* Given task *
List all lines of the data containing the word "item".

# Data listing start

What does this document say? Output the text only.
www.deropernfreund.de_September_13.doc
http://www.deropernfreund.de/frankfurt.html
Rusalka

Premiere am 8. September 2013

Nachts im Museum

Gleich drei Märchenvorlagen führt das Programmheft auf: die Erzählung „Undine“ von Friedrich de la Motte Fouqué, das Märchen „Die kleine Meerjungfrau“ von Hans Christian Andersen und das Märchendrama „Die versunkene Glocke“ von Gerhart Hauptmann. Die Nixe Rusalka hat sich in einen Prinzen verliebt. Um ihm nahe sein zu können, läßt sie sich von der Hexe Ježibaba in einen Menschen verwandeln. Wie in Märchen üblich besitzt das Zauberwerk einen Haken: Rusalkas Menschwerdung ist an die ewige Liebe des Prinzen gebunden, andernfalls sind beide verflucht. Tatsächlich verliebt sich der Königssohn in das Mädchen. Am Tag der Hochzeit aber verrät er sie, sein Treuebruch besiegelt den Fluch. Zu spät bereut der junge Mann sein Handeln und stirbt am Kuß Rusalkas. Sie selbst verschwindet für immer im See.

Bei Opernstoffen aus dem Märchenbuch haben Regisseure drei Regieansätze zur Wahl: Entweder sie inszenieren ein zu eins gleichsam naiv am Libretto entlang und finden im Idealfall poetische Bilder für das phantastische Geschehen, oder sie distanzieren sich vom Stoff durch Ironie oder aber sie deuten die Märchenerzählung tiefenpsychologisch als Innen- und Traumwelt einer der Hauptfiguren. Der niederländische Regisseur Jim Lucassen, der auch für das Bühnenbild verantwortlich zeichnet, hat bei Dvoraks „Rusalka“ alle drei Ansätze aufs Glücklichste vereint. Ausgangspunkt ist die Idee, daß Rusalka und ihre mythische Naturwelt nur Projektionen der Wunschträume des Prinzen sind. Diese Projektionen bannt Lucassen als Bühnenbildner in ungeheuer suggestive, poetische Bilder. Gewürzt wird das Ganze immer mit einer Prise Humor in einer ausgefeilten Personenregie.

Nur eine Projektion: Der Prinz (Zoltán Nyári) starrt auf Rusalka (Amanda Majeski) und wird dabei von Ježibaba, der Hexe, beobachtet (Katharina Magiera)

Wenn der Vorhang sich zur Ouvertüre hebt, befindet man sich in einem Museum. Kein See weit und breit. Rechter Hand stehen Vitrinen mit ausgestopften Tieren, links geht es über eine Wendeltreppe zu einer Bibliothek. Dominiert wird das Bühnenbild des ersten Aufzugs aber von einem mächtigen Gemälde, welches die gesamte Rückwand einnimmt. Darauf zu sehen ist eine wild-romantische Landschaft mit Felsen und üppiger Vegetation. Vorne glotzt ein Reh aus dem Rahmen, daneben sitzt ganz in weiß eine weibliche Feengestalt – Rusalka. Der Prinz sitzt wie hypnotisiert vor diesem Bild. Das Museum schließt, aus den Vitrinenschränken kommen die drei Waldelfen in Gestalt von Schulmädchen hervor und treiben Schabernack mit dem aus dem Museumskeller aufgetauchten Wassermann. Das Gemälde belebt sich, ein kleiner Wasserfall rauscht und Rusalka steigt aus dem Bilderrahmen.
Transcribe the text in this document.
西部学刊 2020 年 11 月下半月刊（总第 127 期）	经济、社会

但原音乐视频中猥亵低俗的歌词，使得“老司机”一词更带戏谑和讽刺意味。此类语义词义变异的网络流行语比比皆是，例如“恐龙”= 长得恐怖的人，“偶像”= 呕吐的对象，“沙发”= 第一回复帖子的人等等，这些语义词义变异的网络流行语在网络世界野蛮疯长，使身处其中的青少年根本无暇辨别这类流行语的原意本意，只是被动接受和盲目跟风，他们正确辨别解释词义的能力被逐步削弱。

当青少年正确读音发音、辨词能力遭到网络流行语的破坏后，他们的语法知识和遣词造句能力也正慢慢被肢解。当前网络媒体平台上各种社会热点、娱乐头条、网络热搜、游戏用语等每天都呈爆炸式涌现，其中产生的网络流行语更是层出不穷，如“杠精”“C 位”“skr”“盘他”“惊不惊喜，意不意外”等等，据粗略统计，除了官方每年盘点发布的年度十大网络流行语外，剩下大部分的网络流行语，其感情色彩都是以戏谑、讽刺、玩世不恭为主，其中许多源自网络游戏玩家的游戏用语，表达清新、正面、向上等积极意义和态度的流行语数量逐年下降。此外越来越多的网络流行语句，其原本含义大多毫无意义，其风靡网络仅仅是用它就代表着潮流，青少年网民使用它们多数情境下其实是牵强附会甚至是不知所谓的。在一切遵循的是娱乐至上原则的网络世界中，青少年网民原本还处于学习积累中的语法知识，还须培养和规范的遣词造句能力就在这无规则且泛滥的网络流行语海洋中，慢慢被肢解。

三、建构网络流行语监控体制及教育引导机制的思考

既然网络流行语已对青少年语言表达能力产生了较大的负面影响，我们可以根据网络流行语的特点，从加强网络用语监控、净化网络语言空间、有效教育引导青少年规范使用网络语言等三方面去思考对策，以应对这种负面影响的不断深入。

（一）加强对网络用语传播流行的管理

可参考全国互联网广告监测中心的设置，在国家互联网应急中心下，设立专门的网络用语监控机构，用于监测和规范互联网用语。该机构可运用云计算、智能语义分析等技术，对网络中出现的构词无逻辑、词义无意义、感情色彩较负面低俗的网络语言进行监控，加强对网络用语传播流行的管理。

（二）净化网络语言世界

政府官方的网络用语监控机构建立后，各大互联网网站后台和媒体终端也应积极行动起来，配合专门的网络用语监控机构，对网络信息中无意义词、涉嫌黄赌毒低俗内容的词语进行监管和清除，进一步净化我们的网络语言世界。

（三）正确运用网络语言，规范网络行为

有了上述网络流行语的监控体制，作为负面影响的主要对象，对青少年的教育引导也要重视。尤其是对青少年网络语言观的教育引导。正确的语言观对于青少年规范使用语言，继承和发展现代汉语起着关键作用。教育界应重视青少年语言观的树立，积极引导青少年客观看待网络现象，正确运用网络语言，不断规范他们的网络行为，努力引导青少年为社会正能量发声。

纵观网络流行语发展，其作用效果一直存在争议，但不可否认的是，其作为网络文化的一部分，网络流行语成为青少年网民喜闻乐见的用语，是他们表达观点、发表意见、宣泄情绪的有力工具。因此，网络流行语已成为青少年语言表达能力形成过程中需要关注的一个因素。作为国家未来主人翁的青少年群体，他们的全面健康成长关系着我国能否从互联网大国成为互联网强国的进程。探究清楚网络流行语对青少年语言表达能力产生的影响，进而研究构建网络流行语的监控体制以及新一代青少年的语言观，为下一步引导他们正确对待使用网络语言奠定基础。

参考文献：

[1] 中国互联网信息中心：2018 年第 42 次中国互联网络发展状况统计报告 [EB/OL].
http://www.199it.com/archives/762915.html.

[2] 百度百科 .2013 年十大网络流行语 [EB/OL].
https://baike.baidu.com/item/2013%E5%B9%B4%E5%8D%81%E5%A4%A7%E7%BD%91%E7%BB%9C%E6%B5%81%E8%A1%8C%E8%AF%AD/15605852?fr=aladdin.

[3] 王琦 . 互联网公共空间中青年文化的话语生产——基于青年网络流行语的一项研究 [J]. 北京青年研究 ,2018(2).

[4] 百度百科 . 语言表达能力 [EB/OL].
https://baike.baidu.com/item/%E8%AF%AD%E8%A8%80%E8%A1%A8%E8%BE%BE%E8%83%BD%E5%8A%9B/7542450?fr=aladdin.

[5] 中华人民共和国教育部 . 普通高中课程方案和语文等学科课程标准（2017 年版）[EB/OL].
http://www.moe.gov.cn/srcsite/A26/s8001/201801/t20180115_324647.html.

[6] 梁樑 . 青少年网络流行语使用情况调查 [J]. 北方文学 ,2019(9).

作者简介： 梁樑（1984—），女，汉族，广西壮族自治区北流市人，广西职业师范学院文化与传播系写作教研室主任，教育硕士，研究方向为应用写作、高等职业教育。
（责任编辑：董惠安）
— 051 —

# Data listing end

* Exercise solution *
https://baike.baidu.com/item/2013%E5%B9%B4%E5%8D%81%E5%A4%A7%E7%BD%91%E7%BB%9C%E6%B5%81%E8%A1%8C%E8%AF%AD/15605852?fr=aladdin.
https://baike.baidu.com/item/%E8%AF%AD%E8%A8%80%E8%A1%A8%E8%BE%BE%E8%83%BD%E5%8A%9B/7542450?fr=aladdin.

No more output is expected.